● Tasks to perform:
**1.** In the article on the AKP and the Kurds, what has the Turkish government repeatedly insisted on in the negotiations?
**2.** Write out word for word the part of the article on the AKP and the Kurds that opens with the words containing "By now several" and closes with "Christie-Miller from 2010).".

● Selection:
How Turkey’s Institutions and the AKP’s political ambition prevents peace with the Kurds

By now several articles have described the connection between the end of the PKK talks, the military intervention against both the Islamic State and the Kurdistan’s Worker’s Party (PKK), as well as the recent political pressure on the Kurdish party HDP. (In addition to my own post, see also here, here, and here). But beyond the recent resumption of violence, there is a broader link between the persecution of the Kurdish political movement and the PKK talks that remains relatively unexplored (with a few exceptions, see for example this article by Jake Hess from 2012, and this article by Alex Christie-Miller from 2010).

In retrospect, the cyclical crackdowns on the Kurdish political movement (in which I include both banned organizations like those of the PKK, as well political parties like the DTP, BDP, and now HDP, who share similar goals as the PKK but pursue them through politics rather than violence), have often coincided with disappointing election results for the AKP in the Kurdish region.

Seen in this light, recent pressure on HDP politicians like Selahattin Demirtaş and Figen Yüksekdağ are less a sign of an acceleration in Turkey’s authoritarian turn than a foreseeable outcome of AKP’s long-running political strategy for the Kurdish problem.

Undoubtedly, the AKP has in many ways pulled ahead of the curve on Kurdish cultural rights. Nevertheless, the AKP period has concurrently witnessed extensive repression of Kurds. Separate from military engagements, there’s also been recurring persecution against Kurdish political activists, brutal responses to demonstrations, controversial air strikes against civilians, systematic abuse of children by security forces, party closures, removing the right to stand for public office, and frequent ultranationalist rhetoric by the AKP leadership.

So then, what explains why the AKP has on one hand appeared willing to pursue some reform for Kurds, yet on the other has facilitated extensive repression against them? Or, in other words, how did the AKP lose its position as the party that “represents the Kurds”. To understand this, it’s important to first go through what’s at stake in the negotiations themselves.

In practice, the negotiations have focused more on a PKK withdrawal from Turkish territory, against the backdrop of each side’s main demands. Whereas the Turkish government has repeatedly made clear its insistence on PKK laying down its arms, the PKK’s demands for an end to the conflict have, with some variation, focused on several key demands. These include allowing education in mother’s language, amnesty for PKK members, reforming the justice system (in particular the anti-terror courts as well as the legal definitions of “membership” and “support” for terrorist organizations), and reforming political institutions including lowering the ten percent threshold for parliamentary representation as well as a form of vaguely defined “democratic autonomy”.

● Dataset entries:
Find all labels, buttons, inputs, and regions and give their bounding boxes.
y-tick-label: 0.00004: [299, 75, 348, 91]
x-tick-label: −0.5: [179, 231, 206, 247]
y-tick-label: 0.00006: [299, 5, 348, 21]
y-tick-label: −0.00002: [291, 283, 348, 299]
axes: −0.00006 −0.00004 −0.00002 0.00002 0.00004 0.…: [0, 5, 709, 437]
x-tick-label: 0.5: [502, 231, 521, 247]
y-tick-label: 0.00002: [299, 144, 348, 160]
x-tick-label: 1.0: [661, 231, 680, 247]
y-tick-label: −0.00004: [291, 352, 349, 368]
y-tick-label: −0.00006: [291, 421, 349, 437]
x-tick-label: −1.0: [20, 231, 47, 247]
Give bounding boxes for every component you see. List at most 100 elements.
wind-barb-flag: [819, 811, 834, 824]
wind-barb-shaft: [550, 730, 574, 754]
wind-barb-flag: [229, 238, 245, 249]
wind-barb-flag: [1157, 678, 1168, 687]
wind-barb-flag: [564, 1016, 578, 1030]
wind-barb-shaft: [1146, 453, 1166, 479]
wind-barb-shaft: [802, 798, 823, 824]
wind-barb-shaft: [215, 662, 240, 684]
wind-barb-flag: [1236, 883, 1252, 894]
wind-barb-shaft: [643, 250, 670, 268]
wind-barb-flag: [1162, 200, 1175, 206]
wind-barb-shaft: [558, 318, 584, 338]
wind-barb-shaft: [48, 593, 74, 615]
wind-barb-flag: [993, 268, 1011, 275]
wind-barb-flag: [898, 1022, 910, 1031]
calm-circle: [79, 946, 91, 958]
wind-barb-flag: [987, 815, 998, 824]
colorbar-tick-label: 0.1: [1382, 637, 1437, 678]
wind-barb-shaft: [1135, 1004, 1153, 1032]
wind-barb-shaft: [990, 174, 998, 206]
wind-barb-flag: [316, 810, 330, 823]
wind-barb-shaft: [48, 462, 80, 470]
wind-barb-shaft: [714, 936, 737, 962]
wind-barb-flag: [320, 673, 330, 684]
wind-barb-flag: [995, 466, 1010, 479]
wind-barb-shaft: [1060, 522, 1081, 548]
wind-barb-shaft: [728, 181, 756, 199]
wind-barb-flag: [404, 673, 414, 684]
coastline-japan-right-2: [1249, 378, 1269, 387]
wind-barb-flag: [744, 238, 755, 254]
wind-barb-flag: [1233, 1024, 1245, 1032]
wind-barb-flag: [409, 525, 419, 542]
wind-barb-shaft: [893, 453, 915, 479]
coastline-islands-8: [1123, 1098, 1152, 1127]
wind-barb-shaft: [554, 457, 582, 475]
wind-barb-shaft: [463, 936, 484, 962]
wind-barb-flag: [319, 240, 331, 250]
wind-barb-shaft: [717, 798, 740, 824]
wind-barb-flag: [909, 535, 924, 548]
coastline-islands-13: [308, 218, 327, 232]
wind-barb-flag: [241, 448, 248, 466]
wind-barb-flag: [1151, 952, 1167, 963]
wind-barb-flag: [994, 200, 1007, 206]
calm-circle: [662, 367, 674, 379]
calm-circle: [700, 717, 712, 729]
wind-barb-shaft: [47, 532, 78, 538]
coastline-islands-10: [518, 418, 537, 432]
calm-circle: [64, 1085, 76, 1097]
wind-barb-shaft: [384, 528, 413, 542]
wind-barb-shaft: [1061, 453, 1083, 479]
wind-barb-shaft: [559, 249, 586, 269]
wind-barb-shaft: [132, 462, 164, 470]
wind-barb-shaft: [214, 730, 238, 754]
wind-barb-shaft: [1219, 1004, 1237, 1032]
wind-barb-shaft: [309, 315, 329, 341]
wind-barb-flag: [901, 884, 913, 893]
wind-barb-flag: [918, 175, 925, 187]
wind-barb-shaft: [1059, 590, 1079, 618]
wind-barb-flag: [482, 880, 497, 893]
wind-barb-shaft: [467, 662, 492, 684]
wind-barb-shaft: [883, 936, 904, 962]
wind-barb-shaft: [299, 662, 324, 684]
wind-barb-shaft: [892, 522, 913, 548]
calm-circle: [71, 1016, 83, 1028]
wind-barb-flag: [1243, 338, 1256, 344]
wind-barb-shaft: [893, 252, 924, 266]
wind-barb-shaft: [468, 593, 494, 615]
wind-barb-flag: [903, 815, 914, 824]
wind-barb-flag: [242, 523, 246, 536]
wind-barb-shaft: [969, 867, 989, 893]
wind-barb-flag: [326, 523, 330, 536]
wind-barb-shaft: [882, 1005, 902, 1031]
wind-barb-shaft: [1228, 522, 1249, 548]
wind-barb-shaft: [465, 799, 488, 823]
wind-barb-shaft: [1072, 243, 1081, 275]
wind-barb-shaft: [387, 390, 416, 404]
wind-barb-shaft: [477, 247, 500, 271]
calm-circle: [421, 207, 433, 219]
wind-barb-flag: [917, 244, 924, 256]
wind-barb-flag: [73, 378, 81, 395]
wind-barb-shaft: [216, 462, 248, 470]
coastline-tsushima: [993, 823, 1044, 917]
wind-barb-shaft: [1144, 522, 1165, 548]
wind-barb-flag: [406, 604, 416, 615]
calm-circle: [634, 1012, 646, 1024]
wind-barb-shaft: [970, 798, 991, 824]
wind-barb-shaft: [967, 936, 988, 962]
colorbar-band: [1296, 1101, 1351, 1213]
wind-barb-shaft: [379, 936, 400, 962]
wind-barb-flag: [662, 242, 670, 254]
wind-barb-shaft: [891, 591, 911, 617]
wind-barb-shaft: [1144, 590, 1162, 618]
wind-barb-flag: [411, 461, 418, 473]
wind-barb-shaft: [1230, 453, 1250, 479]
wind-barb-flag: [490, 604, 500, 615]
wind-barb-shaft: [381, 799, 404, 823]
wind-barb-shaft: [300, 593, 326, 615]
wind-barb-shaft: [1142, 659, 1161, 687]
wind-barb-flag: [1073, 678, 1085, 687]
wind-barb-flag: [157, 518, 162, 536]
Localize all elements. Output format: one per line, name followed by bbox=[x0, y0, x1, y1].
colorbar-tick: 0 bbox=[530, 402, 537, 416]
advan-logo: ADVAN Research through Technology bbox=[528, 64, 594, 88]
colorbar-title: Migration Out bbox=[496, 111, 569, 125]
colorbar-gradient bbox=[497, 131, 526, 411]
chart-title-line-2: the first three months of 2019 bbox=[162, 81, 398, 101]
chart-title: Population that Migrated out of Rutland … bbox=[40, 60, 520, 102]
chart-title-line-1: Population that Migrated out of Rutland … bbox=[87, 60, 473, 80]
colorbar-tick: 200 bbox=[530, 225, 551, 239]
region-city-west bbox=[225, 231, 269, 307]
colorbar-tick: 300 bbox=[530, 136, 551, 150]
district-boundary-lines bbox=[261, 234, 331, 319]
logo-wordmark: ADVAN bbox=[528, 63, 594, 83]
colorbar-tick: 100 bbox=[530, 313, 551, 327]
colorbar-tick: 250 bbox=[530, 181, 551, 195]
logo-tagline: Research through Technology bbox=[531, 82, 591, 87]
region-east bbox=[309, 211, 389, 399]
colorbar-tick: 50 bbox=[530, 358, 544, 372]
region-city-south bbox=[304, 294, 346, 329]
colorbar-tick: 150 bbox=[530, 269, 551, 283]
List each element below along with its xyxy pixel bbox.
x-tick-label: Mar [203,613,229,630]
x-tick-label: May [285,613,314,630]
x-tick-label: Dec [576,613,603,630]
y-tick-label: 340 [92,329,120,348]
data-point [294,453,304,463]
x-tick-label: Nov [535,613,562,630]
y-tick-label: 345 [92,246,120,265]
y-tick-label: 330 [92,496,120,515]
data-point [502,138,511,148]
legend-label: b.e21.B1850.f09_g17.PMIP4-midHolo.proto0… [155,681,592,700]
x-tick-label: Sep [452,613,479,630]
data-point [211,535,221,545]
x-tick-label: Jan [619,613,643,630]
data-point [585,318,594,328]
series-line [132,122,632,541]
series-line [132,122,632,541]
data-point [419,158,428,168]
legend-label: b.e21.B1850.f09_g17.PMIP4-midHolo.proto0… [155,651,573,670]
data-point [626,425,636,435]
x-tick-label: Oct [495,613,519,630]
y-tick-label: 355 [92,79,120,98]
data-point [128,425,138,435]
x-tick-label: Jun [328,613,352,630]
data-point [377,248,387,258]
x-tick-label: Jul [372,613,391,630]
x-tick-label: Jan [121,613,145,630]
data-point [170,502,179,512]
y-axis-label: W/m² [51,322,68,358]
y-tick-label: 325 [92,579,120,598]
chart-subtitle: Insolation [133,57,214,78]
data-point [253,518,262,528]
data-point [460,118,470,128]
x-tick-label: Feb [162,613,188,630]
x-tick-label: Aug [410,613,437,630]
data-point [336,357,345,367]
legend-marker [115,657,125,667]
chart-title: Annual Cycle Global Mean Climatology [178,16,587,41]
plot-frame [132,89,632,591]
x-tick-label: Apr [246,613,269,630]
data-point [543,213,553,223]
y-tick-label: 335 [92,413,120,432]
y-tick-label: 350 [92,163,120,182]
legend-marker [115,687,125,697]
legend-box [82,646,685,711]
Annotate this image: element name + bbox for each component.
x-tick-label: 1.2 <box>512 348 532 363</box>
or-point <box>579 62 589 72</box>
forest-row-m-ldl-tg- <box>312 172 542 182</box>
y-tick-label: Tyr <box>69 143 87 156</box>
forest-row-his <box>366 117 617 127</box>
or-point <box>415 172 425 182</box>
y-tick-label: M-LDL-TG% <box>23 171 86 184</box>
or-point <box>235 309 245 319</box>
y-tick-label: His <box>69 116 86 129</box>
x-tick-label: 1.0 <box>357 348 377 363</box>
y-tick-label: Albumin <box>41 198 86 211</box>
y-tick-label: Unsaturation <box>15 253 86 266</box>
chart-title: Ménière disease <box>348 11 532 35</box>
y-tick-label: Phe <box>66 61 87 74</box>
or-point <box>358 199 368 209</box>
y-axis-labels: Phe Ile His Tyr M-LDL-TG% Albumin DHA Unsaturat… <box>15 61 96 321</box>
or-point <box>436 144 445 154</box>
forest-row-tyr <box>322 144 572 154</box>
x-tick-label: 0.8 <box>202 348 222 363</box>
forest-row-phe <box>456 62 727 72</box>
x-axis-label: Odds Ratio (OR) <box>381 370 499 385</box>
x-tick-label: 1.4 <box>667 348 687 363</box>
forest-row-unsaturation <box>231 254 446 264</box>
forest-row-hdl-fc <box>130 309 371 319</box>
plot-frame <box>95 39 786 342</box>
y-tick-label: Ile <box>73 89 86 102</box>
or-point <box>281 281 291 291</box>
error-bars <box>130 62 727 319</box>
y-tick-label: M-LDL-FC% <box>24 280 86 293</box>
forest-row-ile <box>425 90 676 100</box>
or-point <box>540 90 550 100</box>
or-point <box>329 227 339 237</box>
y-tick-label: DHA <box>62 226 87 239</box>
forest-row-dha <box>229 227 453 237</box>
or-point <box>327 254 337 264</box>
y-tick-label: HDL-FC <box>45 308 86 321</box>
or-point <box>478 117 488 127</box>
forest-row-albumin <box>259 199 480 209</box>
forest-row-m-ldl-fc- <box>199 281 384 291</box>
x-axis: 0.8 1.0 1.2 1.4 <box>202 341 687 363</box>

● Solutions for each task:
**1.** The PKK laying down its arms.

**2.**
By now several articles have described the connection between the end of the PKK talks, the military intervention against both the Islamic State and the Kurdistan’s Worker’s Party (PKK), as well as the recent political pressure on the Kurdish party HDP. (In addition to my own post, see also here, here, and here). But beyond the recent resumption of violence, there is a broader link between the persecution of the Kurdish political movement and the PKK talks that remains relatively unexplored (with a few exceptions, see for example this article by Jake Hess from 2012, and this article by Alex Christie-Miller from 2010).